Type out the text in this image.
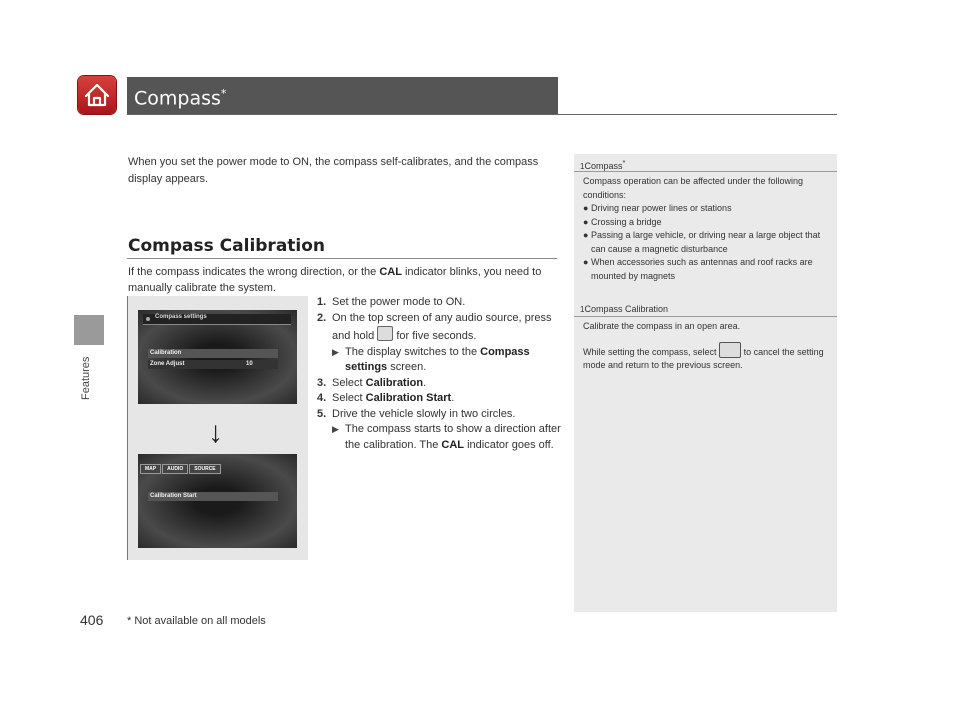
Features
406
Compass*
When you set the power mode to ON, the compass self-calibrates, and the compass display appears.
Compass Calibration
If the compass indicates the wrong direction, or the CAL indicator blinks, you need to manually calibrate the system.
Compass settings
Calibration
Zone Adjust	10
↓
MAP AUDIO SOURCE
Calibration Start
1. Set the power mode to ON.
2. On the top screen of any audio source, press and hold  for five seconds.
▶ The display switches to the Compass settings screen.
3. Select Calibration.
4. Select Calibration Start.
5. Drive the vehicle slowly in two circles.
▶ The compass starts to show a direction after the calibration. The CAL indicator goes off.
1Compass*
Compass operation can be affected under the following conditions:
● Driving near power lines or stations
● Crossing a bridge
● Passing a large vehicle, or driving near a large object that can cause a magnetic disturbance
● When accessories such as antennas and roof racks are mounted by magnets
1Compass Calibration
Calibrate the compass in an open area.
While setting the compass, select  to cancel the setting mode and return to the previous screen.
* Not available on all models
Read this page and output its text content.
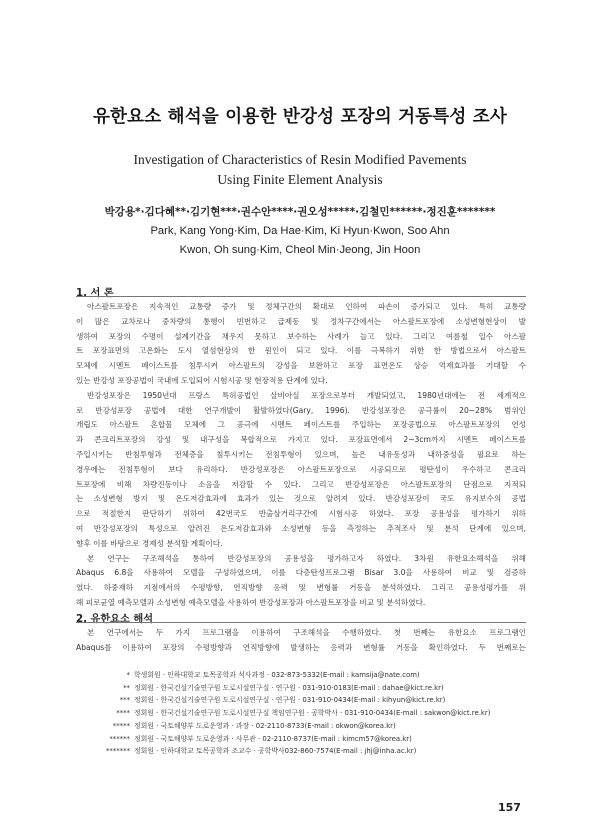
유한요소 해석을 이용한 반강성 포장의 거동특성 조사
Investigation of Characteristics of Resin Modified Pavements
Using Finite Element Analysis
박강용*·김다혜**·김기현***·권수안****·권오성*****·김철민******·정진훈*******
Park, Kang Yong·Kim, Da Hae·Kim, Ki Hyun·Kwon, Soo Ahn
Kwon, Oh sung·Kim, Cheol Min·Jeong, Jin Hoon
1. 서 론
아스팔트포장은 지속적인 교통량 증가 및 정체구간의 확대로 인하여 파손이 증가되고 있다. 특히 교통량
이 많은 교차로나 중차량의 통행이 빈번하고 급제동 및 정차구간에서는 아스팔트포장에 소성변형현상이 발
생하여 포장의 수명이 설계기간을 채우지 못하고 보수하는 사례가 늘고 있다. 그리고 여름철 일수 아스팔
트 포장표면의 고온화는 도시 열섬현상의 한 원인이 되고 있다. 이를 극복하기 위한 한 방법으로서 아스팔트
모체에 시멘트 페이스트를 침투시켜 아스팔트의 강성을 보완하고 포장 표면온도 상승 억제효과를 기대할 수
있는 반강성 포장공법이 국내에 도입되어 시험시공 및 현장적용 단계에 있다.
반강성포장은 1950년대 프랑스 특허공법인 살비아실 포장으로부터 개발되었고, 1980년대에는 전 세계적으
로 반강성포장 공법에 대한 연구개발이 활발하였다(Gary, 1996). 반강성포장은 공극률이 20~28% 범위인
개립도 아스팔트 혼합물 모체에 그 공극에 시멘트 페이스트를 주입하는 포장공법으로 아스팔트포장의 연성
과 콘크리트포장의 강성 및 내구성을 복합적으로 가지고 있다. 포장표면에서 2~3cm까지 시멘트 페이스트를
주입시키는 반침투형과 전체층을 침투시키는 전침투형이 있으며, 높은 내유동성과 내하중성을 필요로 하는
경우에는 전침투형이 보다 유리하다. 반강성포장은 아스팔트포장으로 시공되므로 평탄성이 우수하고 콘크리
트포장에 비해 차량진동이나 소음을 저감할 수 있다. 그리고 반강성포장은 아스팔트포장의 단점으로 지적되
는 소성변형 방지 및 온도저감효과에 효과가 있는 것으로 알려져 있다. 반강성포장이 국도 유지보수의 공법
으로 적절한지 판단하기 위하여 42번국도 반출삼거리구간에 시험시공 하였다. 포장 공용성을 평가하기 위하
여 반강성포장의 특성으로 알려진 온도저감효과와 소성변형 등을 측정하는 추적조사 및 분석 단계에 있으며,
향후 이를 바탕으로 경제성 분석할 계획이다.
본 연구는 구조해석을 통하여 반강성포장의 공용성을 평가하고자 하였다. 3차원 유한요소해석을 위해
Abaqus 6.8을 사용하여 모델을 구성하였으며, 이를 다층탄성프로그램 Bisar 3.0을 사용하여 비교 및 검증하
였다. 하중재하 지점에서의 수평방향, 연직방향 응력 및 변형률 거동을 분석하였다. 그리고 공용성평가를 위
해 피로균열 예측모델과 소성변형 예측모델을 사용하여 반강성포장과 아스팔트포장을 비교 및 분석하였다.
2. 유한요소 해석
본 연구에서는 두 가지 프로그램을 이용하여 구조해석을 수행하였다. 첫 번째는 유한요소 프로그램인
Abaqus를 이용하여 포장의 수평방향과 연직방향에 발생하는 응력과 변형률 거동을 확인하였다. 두 번째로는
* 학생회원 · 인하대학교 토목공학과 석사과정 · 032-873-5332(E-mail : kamsija@nate.com)
** 정회원 · 한국건설기술연구원 도로시설연구실 · 연구원 · 031-910-0183(E-mail : dahae@kict.re.kr)
*** 정회원 · 한국건설기술연구원 도로시설연구실 · 연구원 · 031-910-0434(E-mail : kihyun@kict.re.kr)
**** 정회원 · 한국건설기술연구원 도로시설연구실 책임연구원 · 공학박사 · 031-910-0434(E-mail : sakwon@kict.re.kr)
***** 정회원 · 국토해양부 도로운영과 · 과장 · 02-2110-8733(E-mail : okwon@korea.kr)
****** 정회원 · 국토해양부 도로운영과 · 사무관 · 02-2110-8737(E-mail : kimcm57@korea.kr)
******* 정회원 · 인하대학교 토목공학과 조교수 · 공학박사032-860-7574(E-mail : jhj@inha.ac.kr)
157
_ _ _ _ _ _ _
- _WORK TO COMPLETE_
From the listing above, report the number of lines containing the string "vehicle", without any accompanying remarks.

- _EXERCISE SOLUTION_
2